- **Description of the task**: Go through the entries below and collect each line with the string "Project" in it.

- **Entries shown**:
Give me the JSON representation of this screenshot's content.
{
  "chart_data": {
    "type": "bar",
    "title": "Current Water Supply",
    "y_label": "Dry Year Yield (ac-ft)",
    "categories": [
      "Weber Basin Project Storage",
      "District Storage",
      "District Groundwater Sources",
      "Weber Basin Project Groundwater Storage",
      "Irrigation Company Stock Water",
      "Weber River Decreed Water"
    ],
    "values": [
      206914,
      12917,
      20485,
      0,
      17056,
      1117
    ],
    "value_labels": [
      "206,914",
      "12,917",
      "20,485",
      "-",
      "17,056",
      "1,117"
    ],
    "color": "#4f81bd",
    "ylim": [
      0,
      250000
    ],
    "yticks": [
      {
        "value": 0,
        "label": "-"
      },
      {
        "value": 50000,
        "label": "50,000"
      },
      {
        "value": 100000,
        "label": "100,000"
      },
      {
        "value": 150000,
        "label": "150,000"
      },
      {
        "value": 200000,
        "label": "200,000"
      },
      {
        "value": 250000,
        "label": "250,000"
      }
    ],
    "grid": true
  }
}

- **Final answer**:
      "Weber Basin Project Storage",
      "Weber Basin Project Groundwater Storage",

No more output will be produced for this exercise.